▸ Problems and tasks:
A – In the chicken posole recipe, what should be done with the liquid from soaking the dried porcini mushrooms?
B – Please pick up the chicken posole recipe after its last instruction and write the steps that follow.

::: Extract to read :::

You can eat the soup as per the recipe, or garnish with any number of toppings to increase the flavour and appeal (see recipe notes).
Chicken Posole: Diabetes Friendly Recipe
Servings: 4
Carbs: 18g
Ingredients
- 1 (700g) jar tomato passata
- 2 cups water
- 30 g dried porcini mushrooms – soaked in 1 cup water until soft, drained (don’t discard liquid), and chopped
- 1/4 teaspoon dried chilli flakes – or more if you like it hot and spicy
- 1 Tablespoon lime juice
- 2 cups BBQ roast chicken – shredded, about 285g
- 1 small bunch swiss chard or spinach – leaves removed, washed and shredded, about 6 stalks
- 1/2 (400g) can cannellini beans – drained
- 2 Tablespoon fresh coriander – chopped
- salt and pepper
- 60 g shredded cheddar cheese
Instructions
- Place the passata and water in a medium saucepan and bring to a simmer.

::: Material supplied :::

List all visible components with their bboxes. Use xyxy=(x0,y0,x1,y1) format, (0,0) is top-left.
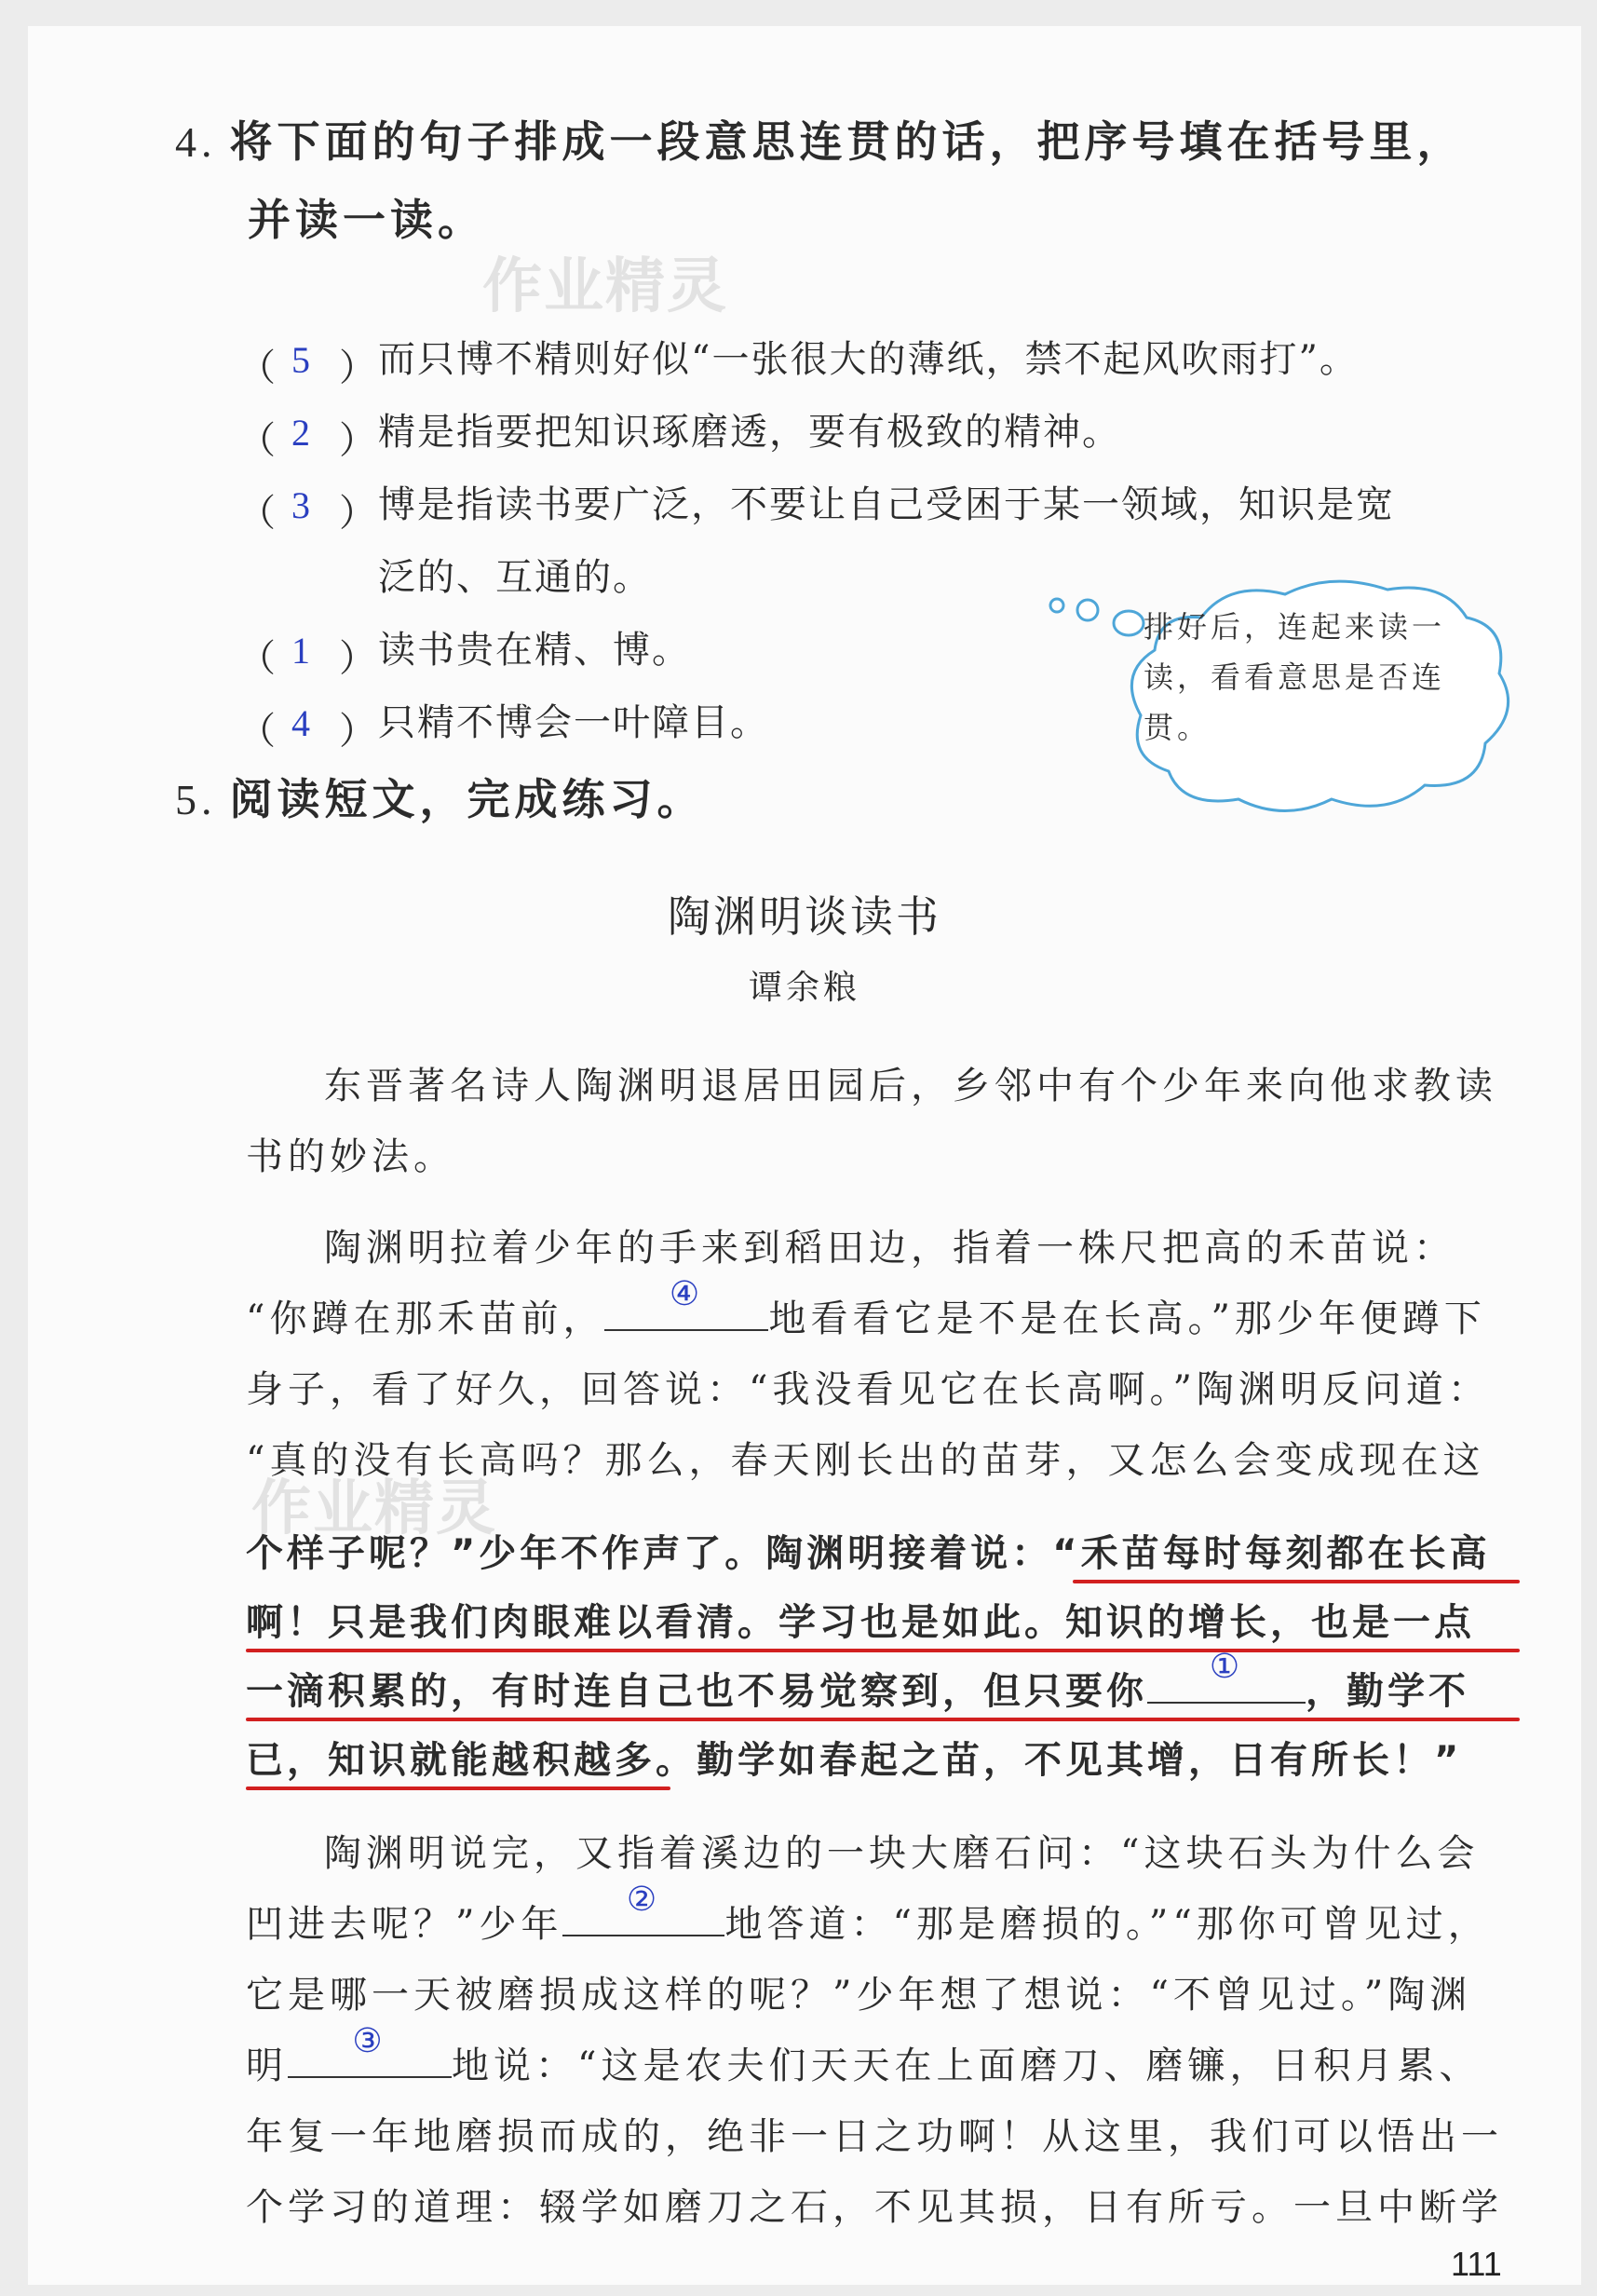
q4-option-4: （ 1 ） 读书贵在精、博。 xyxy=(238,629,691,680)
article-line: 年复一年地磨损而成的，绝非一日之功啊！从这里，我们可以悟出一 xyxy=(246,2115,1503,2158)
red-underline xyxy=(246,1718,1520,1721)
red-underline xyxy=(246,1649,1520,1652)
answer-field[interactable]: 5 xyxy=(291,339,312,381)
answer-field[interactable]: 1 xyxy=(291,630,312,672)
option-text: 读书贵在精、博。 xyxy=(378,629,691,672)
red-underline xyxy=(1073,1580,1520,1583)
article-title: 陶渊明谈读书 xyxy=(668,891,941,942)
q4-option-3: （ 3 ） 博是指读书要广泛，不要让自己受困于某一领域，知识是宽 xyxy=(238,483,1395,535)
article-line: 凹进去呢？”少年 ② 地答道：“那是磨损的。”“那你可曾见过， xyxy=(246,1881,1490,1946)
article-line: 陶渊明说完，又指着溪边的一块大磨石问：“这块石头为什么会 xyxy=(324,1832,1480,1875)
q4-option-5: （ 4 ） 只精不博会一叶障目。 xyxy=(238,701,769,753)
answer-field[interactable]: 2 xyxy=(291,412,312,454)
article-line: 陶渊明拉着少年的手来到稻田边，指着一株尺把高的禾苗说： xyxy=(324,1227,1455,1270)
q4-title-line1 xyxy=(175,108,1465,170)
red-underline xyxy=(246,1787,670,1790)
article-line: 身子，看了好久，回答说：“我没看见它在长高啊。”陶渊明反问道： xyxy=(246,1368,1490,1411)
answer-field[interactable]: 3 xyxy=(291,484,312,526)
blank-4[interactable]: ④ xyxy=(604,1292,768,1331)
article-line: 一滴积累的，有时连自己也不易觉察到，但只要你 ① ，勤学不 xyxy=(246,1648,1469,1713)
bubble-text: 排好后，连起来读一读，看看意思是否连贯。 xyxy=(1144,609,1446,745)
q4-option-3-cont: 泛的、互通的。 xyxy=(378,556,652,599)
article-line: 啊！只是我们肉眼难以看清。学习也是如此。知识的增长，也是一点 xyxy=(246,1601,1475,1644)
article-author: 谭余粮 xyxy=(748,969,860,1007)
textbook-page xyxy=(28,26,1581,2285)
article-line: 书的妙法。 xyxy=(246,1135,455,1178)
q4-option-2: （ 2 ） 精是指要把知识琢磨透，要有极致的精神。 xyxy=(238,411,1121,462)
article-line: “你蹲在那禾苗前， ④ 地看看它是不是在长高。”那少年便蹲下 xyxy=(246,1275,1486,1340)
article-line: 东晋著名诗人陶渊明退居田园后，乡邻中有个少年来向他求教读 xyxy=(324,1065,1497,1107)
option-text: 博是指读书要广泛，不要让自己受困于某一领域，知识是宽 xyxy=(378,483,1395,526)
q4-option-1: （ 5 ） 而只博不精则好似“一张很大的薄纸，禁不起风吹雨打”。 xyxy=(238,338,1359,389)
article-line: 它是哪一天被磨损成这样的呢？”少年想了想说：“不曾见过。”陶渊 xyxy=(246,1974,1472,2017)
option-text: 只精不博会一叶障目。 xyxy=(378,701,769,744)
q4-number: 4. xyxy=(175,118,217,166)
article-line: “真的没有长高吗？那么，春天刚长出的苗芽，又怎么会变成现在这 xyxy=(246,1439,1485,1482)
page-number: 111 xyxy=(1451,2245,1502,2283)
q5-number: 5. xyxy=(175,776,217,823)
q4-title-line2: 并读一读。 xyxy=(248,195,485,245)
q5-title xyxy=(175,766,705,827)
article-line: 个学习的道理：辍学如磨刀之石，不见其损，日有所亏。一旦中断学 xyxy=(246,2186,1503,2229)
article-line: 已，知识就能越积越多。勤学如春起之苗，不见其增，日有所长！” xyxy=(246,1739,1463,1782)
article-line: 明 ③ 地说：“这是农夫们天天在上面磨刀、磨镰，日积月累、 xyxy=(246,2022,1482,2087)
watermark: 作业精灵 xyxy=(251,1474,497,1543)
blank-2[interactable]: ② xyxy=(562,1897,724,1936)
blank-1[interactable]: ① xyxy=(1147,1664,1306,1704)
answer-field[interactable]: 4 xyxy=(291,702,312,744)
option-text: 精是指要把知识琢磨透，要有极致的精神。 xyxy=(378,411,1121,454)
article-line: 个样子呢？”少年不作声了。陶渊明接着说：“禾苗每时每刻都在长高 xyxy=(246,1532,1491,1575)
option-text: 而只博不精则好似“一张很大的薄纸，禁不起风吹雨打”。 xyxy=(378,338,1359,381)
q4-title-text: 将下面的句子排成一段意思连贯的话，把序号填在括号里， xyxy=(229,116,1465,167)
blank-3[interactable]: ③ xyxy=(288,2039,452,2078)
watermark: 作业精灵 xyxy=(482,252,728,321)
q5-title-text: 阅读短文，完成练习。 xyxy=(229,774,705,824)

:::
::: Material supplied :::

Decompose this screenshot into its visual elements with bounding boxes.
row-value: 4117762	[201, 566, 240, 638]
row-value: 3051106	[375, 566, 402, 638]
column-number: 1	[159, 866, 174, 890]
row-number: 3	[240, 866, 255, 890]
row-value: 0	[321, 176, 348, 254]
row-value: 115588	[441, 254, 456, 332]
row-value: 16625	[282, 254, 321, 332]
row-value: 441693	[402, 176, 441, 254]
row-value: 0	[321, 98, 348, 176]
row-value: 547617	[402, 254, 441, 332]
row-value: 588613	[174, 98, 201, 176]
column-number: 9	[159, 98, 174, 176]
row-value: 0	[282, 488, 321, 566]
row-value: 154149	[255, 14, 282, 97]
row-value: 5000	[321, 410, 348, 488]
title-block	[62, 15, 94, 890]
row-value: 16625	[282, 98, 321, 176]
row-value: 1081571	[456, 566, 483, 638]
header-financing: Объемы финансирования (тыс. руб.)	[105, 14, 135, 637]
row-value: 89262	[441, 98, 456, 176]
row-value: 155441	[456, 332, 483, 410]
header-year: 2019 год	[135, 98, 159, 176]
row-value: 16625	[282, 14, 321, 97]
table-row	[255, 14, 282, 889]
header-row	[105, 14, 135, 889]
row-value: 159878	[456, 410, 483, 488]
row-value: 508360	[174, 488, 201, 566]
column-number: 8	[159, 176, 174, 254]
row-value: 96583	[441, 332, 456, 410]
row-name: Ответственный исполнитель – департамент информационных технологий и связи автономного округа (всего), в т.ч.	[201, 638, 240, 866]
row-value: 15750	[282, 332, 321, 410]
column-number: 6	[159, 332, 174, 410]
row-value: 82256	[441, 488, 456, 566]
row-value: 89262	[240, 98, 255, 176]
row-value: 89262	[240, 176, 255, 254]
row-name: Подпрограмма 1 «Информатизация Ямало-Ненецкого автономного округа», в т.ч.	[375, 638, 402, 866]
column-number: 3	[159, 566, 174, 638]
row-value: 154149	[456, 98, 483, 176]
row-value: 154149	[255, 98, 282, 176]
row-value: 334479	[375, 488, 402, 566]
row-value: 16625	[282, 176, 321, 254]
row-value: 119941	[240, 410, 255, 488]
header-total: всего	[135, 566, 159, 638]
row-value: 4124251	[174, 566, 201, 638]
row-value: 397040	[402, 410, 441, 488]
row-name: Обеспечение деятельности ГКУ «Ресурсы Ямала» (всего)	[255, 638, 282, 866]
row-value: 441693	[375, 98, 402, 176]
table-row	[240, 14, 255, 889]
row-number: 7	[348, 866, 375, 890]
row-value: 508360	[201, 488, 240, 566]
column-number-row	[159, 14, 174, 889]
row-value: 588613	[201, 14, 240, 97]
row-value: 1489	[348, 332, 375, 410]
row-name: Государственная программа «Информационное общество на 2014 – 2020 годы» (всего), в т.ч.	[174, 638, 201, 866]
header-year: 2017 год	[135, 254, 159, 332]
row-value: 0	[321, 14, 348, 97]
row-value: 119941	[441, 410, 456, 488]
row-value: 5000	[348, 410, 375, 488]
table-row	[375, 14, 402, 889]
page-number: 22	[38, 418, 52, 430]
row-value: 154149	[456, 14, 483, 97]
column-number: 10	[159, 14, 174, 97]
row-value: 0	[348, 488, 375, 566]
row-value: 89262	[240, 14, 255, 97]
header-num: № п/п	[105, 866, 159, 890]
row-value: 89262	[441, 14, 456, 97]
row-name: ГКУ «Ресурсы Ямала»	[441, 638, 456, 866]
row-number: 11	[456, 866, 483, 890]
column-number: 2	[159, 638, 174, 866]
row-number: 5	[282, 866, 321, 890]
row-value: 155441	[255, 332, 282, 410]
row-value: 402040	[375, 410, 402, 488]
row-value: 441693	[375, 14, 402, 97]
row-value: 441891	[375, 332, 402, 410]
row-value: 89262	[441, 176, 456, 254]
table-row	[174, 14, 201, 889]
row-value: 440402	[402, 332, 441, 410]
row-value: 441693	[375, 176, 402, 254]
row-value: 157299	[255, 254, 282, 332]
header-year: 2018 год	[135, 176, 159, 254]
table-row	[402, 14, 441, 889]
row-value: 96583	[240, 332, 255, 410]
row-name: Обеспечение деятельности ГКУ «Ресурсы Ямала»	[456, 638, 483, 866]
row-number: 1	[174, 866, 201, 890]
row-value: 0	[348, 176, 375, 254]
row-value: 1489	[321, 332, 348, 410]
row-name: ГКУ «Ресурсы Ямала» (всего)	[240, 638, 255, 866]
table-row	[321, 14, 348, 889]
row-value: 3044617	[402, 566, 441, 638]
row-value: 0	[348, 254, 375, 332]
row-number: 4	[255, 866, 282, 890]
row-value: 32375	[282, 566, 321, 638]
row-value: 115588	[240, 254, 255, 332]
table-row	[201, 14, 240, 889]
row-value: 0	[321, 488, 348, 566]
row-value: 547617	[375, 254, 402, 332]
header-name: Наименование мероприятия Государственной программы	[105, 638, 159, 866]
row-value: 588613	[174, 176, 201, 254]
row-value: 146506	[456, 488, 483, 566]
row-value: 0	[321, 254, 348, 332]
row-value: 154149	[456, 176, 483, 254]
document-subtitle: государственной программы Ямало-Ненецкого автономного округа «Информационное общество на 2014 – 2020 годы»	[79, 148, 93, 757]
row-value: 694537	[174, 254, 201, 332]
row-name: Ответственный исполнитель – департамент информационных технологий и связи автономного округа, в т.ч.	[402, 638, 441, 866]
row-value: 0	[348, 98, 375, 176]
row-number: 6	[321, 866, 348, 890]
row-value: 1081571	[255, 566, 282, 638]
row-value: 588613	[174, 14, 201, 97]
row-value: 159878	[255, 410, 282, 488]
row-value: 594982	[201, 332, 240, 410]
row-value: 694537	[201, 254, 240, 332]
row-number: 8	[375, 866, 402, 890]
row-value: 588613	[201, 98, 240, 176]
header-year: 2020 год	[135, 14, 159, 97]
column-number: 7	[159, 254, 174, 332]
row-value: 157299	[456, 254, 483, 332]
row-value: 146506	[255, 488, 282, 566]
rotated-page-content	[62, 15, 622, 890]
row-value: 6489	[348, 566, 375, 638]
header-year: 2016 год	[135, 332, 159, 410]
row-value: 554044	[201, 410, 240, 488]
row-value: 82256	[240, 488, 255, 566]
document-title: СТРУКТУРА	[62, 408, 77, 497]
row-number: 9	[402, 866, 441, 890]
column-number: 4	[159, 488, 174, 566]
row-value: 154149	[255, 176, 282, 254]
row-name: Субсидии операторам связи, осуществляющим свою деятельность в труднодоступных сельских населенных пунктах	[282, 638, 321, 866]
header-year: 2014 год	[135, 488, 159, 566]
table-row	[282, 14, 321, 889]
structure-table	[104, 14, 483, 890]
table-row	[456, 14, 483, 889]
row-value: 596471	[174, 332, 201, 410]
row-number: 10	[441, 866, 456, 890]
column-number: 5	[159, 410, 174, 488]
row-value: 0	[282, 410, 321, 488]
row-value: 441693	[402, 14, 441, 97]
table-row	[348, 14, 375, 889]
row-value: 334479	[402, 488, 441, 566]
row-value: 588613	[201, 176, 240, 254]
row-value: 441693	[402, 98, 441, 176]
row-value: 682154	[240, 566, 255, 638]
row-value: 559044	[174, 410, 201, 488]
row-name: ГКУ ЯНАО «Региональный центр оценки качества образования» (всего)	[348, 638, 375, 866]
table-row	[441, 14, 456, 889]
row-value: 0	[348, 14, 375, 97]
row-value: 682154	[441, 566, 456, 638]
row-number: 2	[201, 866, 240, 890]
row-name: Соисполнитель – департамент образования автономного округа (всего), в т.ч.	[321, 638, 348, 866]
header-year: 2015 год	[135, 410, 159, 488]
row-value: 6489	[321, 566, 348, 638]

:::
::: Material supplied :::

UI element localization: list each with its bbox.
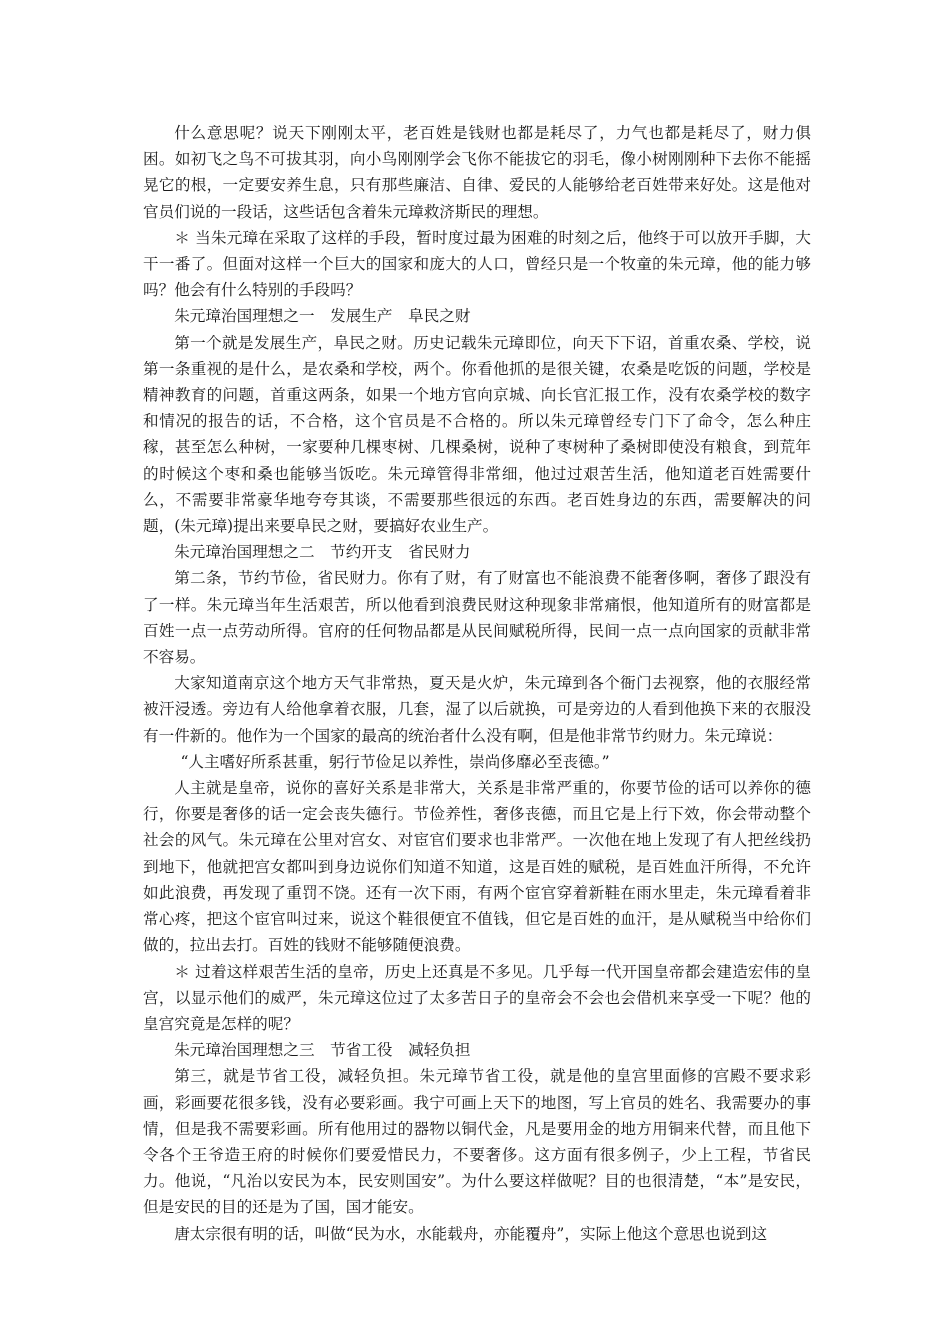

:::

▸ Outputs in order:
A – Don't discard it.

B –
- Add the porcini and their liquid and the chilli flakes and simmer for 5 minutes.
- Add the lime juice, chicken, greens, beans and coriander and cook for 5 minutes, until the greens are wilted and the chicken is heated through. Season with salt and pepper to taste.
- Serve in bowls with shredded cheese over the top and fresh coriander to garnish.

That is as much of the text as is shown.